DAS WIRD GEBRAUCHT → Gib alle folgenden Einträge als nummerierte Liste wieder und lass dabei die Leerzeilen weg. Die Bilder sollen nicht in der Antwort stehen.
────────────────────────────────────────
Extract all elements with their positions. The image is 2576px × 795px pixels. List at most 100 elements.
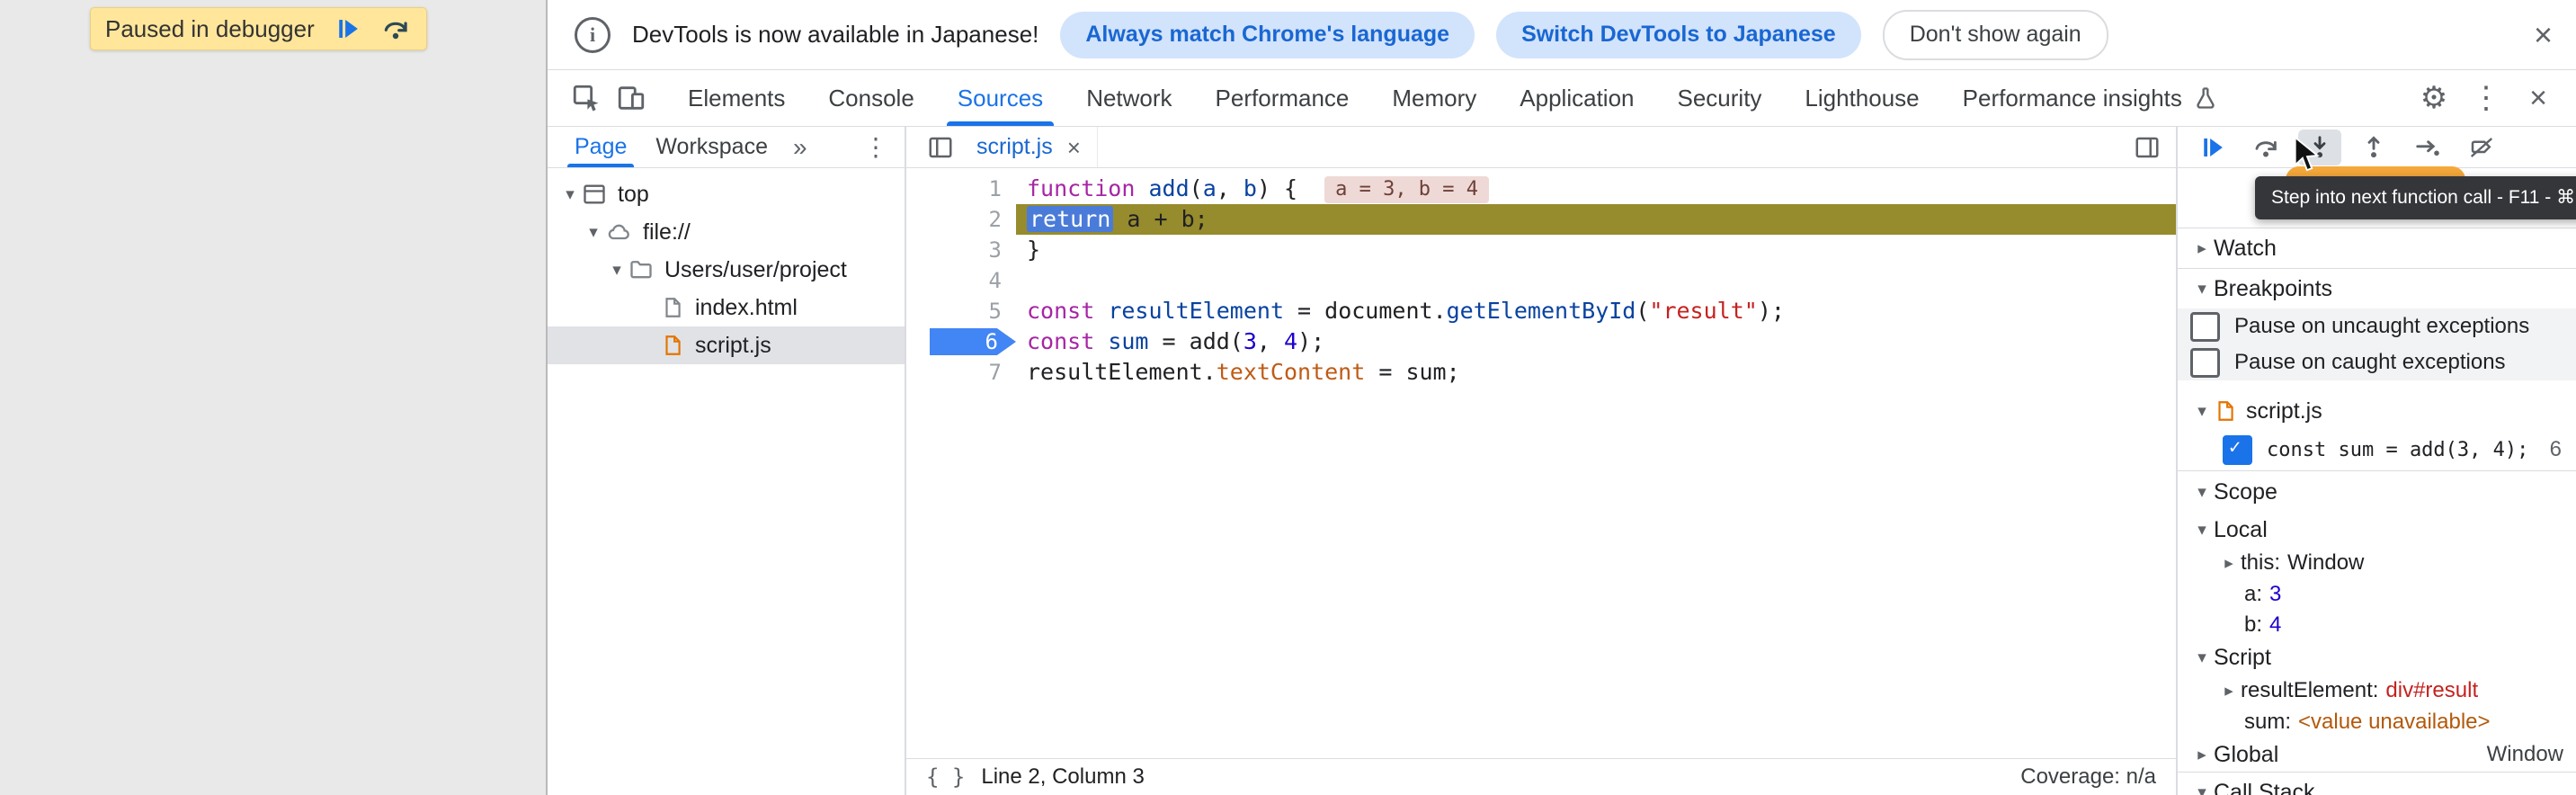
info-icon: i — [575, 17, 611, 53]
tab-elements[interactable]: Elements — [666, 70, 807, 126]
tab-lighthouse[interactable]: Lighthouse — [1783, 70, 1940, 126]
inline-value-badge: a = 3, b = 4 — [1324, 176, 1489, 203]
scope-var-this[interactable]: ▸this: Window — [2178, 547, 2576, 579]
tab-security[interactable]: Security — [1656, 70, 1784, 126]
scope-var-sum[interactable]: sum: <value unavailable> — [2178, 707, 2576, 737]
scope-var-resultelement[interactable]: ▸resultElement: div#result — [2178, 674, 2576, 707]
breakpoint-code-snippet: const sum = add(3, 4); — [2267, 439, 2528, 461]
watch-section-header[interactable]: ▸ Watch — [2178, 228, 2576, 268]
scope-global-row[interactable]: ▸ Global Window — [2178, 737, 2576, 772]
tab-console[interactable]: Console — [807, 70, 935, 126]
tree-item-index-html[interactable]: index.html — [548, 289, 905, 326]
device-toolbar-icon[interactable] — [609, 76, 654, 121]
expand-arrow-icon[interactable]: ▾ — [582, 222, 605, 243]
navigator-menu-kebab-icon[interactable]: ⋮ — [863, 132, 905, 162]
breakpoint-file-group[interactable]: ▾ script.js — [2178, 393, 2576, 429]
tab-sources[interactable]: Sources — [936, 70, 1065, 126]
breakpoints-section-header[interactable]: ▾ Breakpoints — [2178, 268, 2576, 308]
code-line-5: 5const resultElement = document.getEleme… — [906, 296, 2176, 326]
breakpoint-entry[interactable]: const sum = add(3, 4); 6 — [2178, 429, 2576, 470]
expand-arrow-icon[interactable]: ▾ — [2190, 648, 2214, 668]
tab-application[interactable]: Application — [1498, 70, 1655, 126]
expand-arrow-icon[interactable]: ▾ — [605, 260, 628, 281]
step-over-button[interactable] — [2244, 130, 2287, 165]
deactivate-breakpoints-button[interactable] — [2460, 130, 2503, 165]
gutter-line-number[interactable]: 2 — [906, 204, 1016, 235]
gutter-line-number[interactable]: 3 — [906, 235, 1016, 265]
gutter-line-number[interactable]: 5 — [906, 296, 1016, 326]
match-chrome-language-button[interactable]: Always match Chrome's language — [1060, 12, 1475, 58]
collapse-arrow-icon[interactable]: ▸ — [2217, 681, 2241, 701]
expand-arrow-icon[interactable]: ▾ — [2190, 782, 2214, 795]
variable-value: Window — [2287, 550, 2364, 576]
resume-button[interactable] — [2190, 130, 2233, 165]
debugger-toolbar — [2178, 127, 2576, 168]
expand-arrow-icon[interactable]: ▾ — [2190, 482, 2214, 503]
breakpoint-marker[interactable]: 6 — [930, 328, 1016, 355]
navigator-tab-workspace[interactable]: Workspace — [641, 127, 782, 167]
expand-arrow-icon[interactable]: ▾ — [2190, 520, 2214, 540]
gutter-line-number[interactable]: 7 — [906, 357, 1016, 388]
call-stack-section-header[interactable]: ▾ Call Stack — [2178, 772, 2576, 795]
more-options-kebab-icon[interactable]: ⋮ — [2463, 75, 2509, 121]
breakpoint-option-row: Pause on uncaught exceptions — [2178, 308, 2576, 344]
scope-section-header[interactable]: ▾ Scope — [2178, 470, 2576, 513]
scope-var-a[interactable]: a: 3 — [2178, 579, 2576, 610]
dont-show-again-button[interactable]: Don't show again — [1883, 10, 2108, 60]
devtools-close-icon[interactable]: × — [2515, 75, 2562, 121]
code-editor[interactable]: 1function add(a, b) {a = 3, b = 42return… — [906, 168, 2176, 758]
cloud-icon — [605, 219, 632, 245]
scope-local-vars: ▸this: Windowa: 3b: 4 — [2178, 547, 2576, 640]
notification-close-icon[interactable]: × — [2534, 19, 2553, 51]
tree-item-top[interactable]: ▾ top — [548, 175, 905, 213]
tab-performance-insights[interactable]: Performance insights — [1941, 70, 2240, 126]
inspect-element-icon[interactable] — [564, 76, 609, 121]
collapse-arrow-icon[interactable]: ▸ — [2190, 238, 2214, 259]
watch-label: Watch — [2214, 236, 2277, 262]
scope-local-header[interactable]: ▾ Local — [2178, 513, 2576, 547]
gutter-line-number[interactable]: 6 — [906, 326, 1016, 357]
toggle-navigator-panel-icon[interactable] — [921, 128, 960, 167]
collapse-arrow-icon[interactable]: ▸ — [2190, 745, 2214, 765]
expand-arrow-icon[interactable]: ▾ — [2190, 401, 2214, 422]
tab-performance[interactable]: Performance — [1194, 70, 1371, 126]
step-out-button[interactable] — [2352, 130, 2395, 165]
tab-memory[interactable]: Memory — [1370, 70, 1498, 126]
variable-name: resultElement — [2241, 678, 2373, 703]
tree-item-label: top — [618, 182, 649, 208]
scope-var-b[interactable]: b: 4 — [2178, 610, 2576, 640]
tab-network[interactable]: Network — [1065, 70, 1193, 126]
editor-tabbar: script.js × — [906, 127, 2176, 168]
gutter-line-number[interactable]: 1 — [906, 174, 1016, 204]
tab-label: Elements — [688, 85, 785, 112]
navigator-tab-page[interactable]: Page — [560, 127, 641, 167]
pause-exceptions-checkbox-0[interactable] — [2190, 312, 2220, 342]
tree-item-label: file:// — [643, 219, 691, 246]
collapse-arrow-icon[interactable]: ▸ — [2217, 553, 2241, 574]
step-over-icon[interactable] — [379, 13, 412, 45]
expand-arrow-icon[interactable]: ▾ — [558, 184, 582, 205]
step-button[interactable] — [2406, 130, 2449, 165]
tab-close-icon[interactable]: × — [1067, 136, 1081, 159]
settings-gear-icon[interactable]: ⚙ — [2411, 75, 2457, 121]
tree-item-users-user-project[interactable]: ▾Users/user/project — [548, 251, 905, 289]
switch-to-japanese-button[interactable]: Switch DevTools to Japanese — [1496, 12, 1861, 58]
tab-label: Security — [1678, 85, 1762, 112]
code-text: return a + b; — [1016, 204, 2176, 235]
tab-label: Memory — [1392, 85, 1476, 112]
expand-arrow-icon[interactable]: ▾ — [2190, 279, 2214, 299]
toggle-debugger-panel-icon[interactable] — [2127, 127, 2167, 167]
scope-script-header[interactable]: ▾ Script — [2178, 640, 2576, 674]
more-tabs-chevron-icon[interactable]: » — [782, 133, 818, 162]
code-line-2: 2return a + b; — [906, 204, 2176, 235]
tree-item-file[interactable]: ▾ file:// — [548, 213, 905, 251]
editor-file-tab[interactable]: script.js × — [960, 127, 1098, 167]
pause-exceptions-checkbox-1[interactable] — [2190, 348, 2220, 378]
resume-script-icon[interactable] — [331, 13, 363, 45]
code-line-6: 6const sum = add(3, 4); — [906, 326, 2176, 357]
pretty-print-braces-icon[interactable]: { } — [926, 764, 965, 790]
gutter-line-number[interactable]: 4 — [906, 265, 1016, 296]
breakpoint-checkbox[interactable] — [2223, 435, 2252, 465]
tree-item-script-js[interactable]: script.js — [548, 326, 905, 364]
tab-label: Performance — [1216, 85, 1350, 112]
────────────────────────────────────────
LÖSUNG DER AUFGABE →
1. Extract all elements with their positions. The image is 2576px × 795px pixels. List at most 100 elements.
2. info-icon: i — [575, 17, 611, 53]
3. tab-elements[interactable]: Elements — [666, 70, 807, 126]
4. tab-lighthouse[interactable]: Lighthouse — [1783, 70, 1940, 126]
5. inline-value-badge: a = 3, b = 4 — [1324, 176, 1489, 203]
6. scope-var-this[interactable]: ▸this: Window — [2178, 547, 2576, 579]
7. tab-security[interactable]: Security — [1656, 70, 1784, 126]
8. scope-var-sum[interactable]: sum: <value unavailable> — [2178, 707, 2576, 737]
9. scope-var-resultelement[interactable]: ▸resultElement: div#result — [2178, 674, 2576, 707]
10. breakpoint-code-snippet: const sum = add(3, 4); — [2267, 439, 2528, 461]
11. watch-section-header[interactable]: ▸ Watch — [2178, 228, 2576, 268]
12. scope-global-row[interactable]: ▸ Global Window — [2178, 737, 2576, 772]
13. tab-console[interactable]: Console — [807, 70, 935, 126]
14. tree-item-index-html[interactable]: index.html — [548, 289, 905, 326]
15. device-toolbar-icon[interactable] — [609, 76, 654, 121]
16. expand-arrow-icon[interactable]: ▾ — [582, 222, 605, 243]
17. navigator-menu-kebab-icon[interactable]: ⋮ — [863, 132, 905, 162]
18. breakpoint-file-group[interactable]: ▾ script.js — [2178, 393, 2576, 429]
19. tab-sources[interactable]: Sources — [936, 70, 1065, 126]
20. breakpoints-section-header[interactable]: ▾ Breakpoints — [2178, 268, 2576, 308]
21. code-line-5: 5const resultElement = document.getEleme… — [906, 296, 2176, 326]
22. breakpoint-entry[interactable]: const sum = add(3, 4); 6 — [2178, 429, 2576, 470]
23. expand-arrow-icon[interactable]: ▾ — [2190, 648, 2214, 668]
24. tab-application[interactable]: Application — [1498, 70, 1655, 126]
25. expand-arrow-icon[interactable]: ▾ — [605, 260, 628, 281]
26. step-over-button[interactable] — [2244, 130, 2287, 165]
27. deactivate-breakpoints-button[interactable] — [2460, 130, 2503, 165]
28. gutter-line-number[interactable]: 2 — [906, 204, 1016, 235]
29. gutter-line-number[interactable]: 3 — [906, 235, 1016, 265]
30. gutter-line-number[interactable]: 5 — [906, 296, 1016, 326]
31. match-chrome-language-button[interactable]: Always match Chrome's language — [1060, 12, 1475, 58]
32. collapse-arrow-icon[interactable]: ▸ — [2217, 681, 2241, 701]
33. expand-arrow-icon[interactable]: ▾ — [2190, 782, 2214, 795]
34. variable-value: Window — [2287, 550, 2364, 576]
35. resume-button[interactable] — [2190, 130, 2233, 165]
36. debugger-toolbar — [2178, 127, 2576, 168]
37. expand-arrow-icon[interactable]: ▾ — [2190, 482, 2214, 503]
38. breakpoint-marker[interactable]: 6 — [930, 328, 1016, 355]
39. navigator-tab-workspace[interactable]: Workspace — [641, 127, 782, 167]
40. expand-arrow-icon[interactable]: ▾ — [2190, 520, 2214, 540]
41. gutter-line-number[interactable]: 7 — [906, 357, 1016, 388]
42. call-stack-section-header[interactable]: ▾ Call Stack — [2178, 772, 2576, 795]
43. more-options-kebab-icon[interactable]: ⋮ — [2463, 75, 2509, 121]
44. breakpoint-option-row: Pause on uncaught exceptions — [2178, 308, 2576, 344]
45. scope-section-header[interactable]: ▾ Scope — [2178, 470, 2576, 513]
46. scope-var-a[interactable]: a: 3 — [2178, 579, 2576, 610]
47. dont-show-again-button[interactable]: Don't show again — [1883, 10, 2108, 60]
48. devtools-close-icon[interactable]: × — [2515, 75, 2562, 121]
49. code-editor[interactable]: 1function add(a, b) {a = 3, b = 42return… — [906, 168, 2176, 758]
50. cloud-icon — [605, 219, 632, 245]
51. scope-local-vars: ▸this: Windowa: 3b: 4 — [2178, 547, 2576, 640]
52. notification-close-icon[interactable]: × — [2534, 19, 2553, 51]
53. tree-item-top[interactable]: ▾ top — [548, 175, 905, 213]
54. tab-performance-insights[interactable]: Performance insights — [1941, 70, 2240, 126]
55. inspect-element-icon[interactable] — [564, 76, 609, 121]
56. collapse-arrow-icon[interactable]: ▸ — [2190, 238, 2214, 259]
57. watch-label: Watch — [2214, 236, 2277, 262]
58. scope-local-header[interactable]: ▾ Local — [2178, 513, 2576, 547]
59. gutter-line-number[interactable]: 6 — [906, 326, 1016, 357]
60. toggle-navigator-panel-icon[interactable] — [921, 128, 960, 167]
61. collapse-arrow-icon[interactable]: ▸ — [2190, 745, 2214, 765]
62. expand-arrow-icon[interactable]: ▾ — [2190, 401, 2214, 422]
63. tab-performance[interactable]: Performance — [1194, 70, 1371, 126]
64. step-out-button[interactable] — [2352, 130, 2395, 165]
65. tab-memory[interactable]: Memory — [1370, 70, 1498, 126]
66. variable-name: resultElement — [2241, 678, 2373, 703]
67. tree-item-label: top — [618, 182, 649, 208]
68. scope-var-b[interactable]: b: 4 — [2178, 610, 2576, 640]
69. tab-network[interactable]: Network — [1065, 70, 1193, 126]
70. editor-tabbar: script.js × — [906, 127, 2176, 168]
71. gutter-line-number[interactable]: 1 — [906, 174, 1016, 204]
72. tab-label: Elements — [688, 85, 785, 112]
73. navigator-tab-page[interactable]: Page — [560, 127, 641, 167]
74. pause-exceptions-checkbox-0[interactable] — [2190, 312, 2220, 342]
75. tree-item-label: file:// — [643, 219, 691, 246]
76. collapse-arrow-icon[interactable]: ▸ — [2217, 553, 2241, 574]
77. step-over-icon[interactable] — [379, 13, 412, 45]
78. expand-arrow-icon[interactable]: ▾ — [558, 184, 582, 205]
79. step-button[interactable] — [2406, 130, 2449, 165]
80. tab-close-icon[interactable]: × — [1067, 136, 1081, 159]
81. settings-gear-icon[interactable]: ⚙ — [2411, 75, 2457, 121]
82. tree-item-users-user-project[interactable]: ▾Users/user/project — [548, 251, 905, 289]
83. switch-to-japanese-button[interactable]: Switch DevTools to Japanese — [1496, 12, 1861, 58]
84. tab-label: Security — [1678, 85, 1762, 112]
85. code-text: return a + b; — [1016, 204, 2176, 235]
86. tab-label: Memory — [1392, 85, 1476, 112]
87. expand-arrow-icon[interactable]: ▾ — [2190, 279, 2214, 299]
88. toggle-debugger-panel-icon[interactable] — [2127, 127, 2167, 167]
89. scope-script-header[interactable]: ▾ Script — [2178, 640, 2576, 674]
90. more-tabs-chevron-icon[interactable]: » — [782, 133, 818, 162]
91. code-line-2: 2return a + b; — [906, 204, 2176, 235]
92. tree-item-file[interactable]: ▾ file:// — [548, 213, 905, 251]
93. editor-file-tab[interactable]: script.js × — [960, 127, 1098, 167]
94. pause-exceptions-checkbox-1[interactable] — [2190, 348, 2220, 378]
95. resume-script-icon[interactable] — [331, 13, 363, 45]
96. code-line-6: 6const sum = add(3, 4); — [906, 326, 2176, 357]
97. pretty-print-braces-icon[interactable]: { } — [926, 764, 965, 790]
98. gutter-line-number[interactable]: 4 — [906, 265, 1016, 296]
99. breakpoint-checkbox[interactable] — [2223, 435, 2252, 465]
100. tree-item-script-js[interactable]: script.js — [548, 326, 905, 364]
101. tab-label: Performance — [1216, 85, 1350, 112]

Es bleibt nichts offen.